• _WHAT IS REQUIRED_:
Every line below that contains "image" is to be copied.

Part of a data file
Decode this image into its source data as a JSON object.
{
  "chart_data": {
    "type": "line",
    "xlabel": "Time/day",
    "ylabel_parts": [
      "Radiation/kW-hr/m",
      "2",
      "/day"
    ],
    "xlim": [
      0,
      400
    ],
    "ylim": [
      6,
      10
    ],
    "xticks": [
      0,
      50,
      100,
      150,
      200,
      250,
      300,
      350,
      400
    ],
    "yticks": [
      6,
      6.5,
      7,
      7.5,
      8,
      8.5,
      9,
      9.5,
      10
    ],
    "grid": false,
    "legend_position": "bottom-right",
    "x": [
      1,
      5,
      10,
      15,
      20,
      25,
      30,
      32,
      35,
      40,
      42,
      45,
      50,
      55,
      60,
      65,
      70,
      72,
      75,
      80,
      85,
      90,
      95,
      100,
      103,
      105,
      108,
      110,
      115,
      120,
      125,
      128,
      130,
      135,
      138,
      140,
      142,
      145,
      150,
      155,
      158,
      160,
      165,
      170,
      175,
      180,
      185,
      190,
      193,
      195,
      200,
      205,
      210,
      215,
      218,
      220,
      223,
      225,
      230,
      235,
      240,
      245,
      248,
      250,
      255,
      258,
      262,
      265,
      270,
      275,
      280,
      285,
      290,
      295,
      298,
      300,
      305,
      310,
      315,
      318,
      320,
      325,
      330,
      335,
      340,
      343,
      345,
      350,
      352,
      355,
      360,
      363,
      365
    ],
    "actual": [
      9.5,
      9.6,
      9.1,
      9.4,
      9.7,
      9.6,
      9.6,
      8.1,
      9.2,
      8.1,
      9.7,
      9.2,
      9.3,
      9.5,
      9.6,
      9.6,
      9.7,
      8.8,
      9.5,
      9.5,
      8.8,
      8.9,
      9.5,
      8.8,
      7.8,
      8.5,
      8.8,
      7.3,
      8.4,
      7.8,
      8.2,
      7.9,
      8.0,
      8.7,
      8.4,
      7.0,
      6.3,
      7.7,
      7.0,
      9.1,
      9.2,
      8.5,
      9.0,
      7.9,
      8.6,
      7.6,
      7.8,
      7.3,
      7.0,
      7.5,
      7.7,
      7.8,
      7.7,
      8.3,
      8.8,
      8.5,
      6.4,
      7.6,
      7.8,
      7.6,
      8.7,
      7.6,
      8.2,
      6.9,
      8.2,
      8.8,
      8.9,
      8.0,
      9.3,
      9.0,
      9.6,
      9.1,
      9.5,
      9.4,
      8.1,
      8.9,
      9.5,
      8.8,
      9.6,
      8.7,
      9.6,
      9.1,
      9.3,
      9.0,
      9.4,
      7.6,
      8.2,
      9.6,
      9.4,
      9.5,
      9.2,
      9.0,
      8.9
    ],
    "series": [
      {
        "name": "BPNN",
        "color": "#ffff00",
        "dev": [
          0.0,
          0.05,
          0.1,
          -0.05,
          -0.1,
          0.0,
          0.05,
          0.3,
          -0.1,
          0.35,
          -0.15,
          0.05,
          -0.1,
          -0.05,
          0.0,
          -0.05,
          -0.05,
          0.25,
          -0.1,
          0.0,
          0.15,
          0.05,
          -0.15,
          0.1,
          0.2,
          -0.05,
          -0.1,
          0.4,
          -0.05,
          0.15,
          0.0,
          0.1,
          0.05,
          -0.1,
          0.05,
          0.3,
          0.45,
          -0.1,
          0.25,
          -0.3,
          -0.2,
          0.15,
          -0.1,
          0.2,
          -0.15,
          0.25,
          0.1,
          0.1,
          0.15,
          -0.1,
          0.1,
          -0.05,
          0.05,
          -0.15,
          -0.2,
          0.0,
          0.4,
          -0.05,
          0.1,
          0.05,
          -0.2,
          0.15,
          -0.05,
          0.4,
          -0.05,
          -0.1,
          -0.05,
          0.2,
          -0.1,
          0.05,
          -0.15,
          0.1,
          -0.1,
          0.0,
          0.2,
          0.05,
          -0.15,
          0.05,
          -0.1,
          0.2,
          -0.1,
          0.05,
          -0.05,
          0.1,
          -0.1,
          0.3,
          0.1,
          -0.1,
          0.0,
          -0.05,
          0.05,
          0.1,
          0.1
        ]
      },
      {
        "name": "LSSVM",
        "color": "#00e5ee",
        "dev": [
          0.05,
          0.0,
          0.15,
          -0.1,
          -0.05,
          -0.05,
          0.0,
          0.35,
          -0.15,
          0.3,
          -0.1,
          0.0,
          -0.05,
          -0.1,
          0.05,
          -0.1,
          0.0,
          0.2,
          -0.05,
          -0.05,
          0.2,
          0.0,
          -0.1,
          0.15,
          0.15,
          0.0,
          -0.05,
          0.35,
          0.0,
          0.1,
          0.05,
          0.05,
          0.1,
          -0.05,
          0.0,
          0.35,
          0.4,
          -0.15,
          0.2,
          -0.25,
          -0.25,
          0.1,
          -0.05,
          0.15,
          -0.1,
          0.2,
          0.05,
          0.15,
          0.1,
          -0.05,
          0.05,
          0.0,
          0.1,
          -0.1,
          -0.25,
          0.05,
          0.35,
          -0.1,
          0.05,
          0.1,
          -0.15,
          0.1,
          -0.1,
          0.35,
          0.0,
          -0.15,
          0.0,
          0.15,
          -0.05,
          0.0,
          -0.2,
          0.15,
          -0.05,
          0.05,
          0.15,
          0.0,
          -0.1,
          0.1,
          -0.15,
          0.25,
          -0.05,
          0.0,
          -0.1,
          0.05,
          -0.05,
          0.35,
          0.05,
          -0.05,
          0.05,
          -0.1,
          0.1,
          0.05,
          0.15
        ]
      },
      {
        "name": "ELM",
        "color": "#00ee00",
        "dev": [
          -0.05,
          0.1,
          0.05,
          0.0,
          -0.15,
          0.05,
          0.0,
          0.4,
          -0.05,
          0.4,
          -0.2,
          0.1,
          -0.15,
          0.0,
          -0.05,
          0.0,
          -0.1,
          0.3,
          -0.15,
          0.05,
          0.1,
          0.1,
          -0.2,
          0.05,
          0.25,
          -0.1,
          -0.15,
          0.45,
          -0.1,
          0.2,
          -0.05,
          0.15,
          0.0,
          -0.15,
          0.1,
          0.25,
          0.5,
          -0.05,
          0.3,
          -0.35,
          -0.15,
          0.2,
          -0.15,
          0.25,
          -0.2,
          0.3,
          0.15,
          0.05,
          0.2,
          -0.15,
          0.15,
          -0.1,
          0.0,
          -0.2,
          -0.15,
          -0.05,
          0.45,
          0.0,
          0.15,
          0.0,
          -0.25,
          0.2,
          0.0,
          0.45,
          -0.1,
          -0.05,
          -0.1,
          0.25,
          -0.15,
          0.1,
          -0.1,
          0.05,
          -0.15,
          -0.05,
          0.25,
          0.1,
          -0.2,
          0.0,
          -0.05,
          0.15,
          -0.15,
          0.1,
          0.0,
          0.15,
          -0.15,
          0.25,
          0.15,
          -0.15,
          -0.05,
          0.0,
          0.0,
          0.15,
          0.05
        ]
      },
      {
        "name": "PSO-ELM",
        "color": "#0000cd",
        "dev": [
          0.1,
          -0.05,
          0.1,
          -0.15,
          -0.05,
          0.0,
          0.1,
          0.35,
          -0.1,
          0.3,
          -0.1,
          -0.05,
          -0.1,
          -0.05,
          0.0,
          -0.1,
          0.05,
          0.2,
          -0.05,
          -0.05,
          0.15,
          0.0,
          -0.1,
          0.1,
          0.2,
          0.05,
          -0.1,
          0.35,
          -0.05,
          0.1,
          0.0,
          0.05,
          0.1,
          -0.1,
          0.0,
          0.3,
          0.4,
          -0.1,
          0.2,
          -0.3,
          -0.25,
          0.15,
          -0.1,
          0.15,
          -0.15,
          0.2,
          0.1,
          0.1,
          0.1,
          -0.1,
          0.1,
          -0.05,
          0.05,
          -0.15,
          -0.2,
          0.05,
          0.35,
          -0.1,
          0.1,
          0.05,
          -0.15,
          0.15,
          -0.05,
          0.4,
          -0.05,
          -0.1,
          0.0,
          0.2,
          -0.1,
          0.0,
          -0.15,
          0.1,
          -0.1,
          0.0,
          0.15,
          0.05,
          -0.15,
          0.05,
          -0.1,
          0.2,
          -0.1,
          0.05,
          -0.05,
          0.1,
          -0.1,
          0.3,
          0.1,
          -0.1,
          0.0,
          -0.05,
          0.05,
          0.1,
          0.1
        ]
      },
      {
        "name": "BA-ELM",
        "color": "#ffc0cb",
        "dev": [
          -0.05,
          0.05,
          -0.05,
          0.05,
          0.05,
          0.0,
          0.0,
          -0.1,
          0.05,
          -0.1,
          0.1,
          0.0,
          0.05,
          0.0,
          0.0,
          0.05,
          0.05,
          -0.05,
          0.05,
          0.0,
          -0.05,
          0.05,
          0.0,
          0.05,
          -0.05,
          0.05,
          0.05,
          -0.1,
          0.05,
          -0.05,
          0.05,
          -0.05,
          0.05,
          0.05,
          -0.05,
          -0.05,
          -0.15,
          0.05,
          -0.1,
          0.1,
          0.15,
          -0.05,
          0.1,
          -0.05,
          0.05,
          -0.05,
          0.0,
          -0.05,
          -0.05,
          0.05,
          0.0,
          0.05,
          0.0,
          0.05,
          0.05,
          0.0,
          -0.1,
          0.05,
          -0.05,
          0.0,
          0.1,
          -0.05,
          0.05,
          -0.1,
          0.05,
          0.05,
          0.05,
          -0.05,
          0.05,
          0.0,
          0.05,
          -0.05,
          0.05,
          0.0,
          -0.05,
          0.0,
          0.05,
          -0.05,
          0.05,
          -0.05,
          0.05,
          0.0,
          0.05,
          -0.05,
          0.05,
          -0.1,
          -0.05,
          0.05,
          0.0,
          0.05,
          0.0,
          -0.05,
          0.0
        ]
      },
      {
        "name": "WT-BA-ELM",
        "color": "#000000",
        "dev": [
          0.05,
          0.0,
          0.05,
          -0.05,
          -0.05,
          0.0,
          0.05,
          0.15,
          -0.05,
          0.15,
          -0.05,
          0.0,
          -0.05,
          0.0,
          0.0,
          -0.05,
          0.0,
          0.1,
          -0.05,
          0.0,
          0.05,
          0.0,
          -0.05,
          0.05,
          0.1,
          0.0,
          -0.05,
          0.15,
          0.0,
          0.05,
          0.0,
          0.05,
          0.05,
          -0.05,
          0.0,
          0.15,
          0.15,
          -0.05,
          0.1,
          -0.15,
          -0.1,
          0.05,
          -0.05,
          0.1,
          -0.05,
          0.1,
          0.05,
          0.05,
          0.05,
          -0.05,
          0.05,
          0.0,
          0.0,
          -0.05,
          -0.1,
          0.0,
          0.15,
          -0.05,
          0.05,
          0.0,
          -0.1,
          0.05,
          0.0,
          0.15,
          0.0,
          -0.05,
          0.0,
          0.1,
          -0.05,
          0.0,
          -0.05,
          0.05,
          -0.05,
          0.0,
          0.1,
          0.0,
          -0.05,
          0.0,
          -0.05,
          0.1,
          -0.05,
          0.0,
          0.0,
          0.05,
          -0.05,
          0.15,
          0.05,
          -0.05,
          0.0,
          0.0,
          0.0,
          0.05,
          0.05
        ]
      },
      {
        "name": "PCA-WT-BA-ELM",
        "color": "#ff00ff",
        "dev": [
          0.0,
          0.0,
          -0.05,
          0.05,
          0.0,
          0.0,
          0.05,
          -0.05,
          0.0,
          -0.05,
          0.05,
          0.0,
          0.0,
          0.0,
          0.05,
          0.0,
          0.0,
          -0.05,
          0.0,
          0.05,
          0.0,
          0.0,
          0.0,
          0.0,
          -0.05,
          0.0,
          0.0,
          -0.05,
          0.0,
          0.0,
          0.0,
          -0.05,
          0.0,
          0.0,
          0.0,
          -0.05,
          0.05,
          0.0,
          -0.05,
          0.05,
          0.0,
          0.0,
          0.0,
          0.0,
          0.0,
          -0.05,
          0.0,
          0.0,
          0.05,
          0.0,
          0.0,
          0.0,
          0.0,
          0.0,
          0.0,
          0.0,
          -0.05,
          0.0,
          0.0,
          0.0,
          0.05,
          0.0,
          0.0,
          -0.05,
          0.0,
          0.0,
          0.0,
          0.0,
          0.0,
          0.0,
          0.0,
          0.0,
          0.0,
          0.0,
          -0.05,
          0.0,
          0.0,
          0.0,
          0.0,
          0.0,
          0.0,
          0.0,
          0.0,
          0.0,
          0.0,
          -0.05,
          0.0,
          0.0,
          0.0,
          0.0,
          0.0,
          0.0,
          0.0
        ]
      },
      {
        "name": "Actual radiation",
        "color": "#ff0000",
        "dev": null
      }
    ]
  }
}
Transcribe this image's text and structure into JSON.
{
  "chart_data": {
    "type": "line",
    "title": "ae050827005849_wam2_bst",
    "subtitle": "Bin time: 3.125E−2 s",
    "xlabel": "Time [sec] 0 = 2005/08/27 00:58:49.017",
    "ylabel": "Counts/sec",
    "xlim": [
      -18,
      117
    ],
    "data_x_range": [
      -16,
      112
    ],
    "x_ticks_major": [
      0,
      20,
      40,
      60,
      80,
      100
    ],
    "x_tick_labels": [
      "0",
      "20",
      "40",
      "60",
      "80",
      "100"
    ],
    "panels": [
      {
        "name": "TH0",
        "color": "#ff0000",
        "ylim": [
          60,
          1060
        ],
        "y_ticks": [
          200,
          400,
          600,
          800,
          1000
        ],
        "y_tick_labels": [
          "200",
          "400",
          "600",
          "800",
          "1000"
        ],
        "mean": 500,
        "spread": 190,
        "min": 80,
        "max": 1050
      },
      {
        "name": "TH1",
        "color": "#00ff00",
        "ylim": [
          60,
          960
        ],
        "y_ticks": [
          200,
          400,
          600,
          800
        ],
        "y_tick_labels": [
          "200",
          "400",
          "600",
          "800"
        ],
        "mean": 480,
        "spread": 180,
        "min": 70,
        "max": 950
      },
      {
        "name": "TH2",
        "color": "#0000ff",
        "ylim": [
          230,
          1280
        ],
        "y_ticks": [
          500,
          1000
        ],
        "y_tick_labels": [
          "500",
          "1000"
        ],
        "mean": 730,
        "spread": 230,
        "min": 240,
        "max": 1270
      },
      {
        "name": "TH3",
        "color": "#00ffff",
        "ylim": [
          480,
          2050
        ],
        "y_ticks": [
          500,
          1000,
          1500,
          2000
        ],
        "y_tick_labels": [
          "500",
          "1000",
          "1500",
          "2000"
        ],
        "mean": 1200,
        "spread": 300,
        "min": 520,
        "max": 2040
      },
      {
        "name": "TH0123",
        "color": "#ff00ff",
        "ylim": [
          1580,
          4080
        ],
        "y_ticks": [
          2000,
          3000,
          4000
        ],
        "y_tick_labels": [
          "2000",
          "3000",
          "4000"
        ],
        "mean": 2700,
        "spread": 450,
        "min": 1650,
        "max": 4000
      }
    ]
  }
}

• _RESPONSE TO THIS TASK_:
Decode this image into its source data as a JSON object.
Transcribe this image's text and structure into JSON.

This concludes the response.